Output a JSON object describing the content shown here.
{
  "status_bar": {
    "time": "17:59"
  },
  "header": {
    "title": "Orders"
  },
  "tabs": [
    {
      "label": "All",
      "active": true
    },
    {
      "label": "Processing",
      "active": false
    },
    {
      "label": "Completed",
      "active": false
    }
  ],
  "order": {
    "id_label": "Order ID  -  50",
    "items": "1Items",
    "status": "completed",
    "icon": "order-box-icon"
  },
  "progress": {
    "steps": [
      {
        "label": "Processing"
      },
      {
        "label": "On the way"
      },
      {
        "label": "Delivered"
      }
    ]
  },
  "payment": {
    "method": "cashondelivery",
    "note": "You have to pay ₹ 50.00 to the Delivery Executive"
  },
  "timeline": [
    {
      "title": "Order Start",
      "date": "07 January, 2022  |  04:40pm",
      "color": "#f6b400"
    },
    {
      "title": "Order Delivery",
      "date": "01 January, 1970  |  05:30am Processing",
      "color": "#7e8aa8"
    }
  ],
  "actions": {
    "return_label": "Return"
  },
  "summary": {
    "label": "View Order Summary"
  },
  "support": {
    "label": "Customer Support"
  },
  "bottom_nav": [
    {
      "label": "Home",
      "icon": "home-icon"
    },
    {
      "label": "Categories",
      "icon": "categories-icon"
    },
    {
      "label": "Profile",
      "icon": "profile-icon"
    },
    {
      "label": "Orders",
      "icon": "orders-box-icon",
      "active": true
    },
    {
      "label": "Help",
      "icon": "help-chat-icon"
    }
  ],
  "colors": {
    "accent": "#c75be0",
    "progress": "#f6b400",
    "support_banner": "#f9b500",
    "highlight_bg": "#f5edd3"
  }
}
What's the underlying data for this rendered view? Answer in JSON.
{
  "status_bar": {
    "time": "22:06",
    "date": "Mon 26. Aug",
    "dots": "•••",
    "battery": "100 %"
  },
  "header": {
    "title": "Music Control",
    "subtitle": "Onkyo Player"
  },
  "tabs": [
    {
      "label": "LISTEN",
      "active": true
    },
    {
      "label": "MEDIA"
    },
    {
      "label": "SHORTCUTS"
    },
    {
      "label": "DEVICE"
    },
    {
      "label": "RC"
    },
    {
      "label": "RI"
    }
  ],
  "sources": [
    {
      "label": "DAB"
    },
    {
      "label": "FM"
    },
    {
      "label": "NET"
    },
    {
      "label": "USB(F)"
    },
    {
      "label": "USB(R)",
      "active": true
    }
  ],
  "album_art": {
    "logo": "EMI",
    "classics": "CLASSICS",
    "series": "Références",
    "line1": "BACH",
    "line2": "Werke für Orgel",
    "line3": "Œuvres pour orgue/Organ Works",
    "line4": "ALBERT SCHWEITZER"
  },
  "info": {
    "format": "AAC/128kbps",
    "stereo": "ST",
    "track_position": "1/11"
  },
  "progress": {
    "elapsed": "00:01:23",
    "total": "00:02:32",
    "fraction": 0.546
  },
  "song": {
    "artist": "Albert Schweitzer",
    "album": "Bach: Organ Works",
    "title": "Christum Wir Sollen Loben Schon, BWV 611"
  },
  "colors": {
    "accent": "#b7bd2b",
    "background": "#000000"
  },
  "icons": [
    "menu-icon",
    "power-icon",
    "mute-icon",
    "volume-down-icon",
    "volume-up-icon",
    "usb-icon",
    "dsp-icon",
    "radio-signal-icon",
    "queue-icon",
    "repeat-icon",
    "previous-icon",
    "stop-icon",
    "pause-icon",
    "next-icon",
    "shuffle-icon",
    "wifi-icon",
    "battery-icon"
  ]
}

Task description:
Find the lines containing "Organ" and list every one of them.

Exercise result:
    "line3": "Œuvres pour orgue/Organ Works",
    "album": "Bach: Organ Works",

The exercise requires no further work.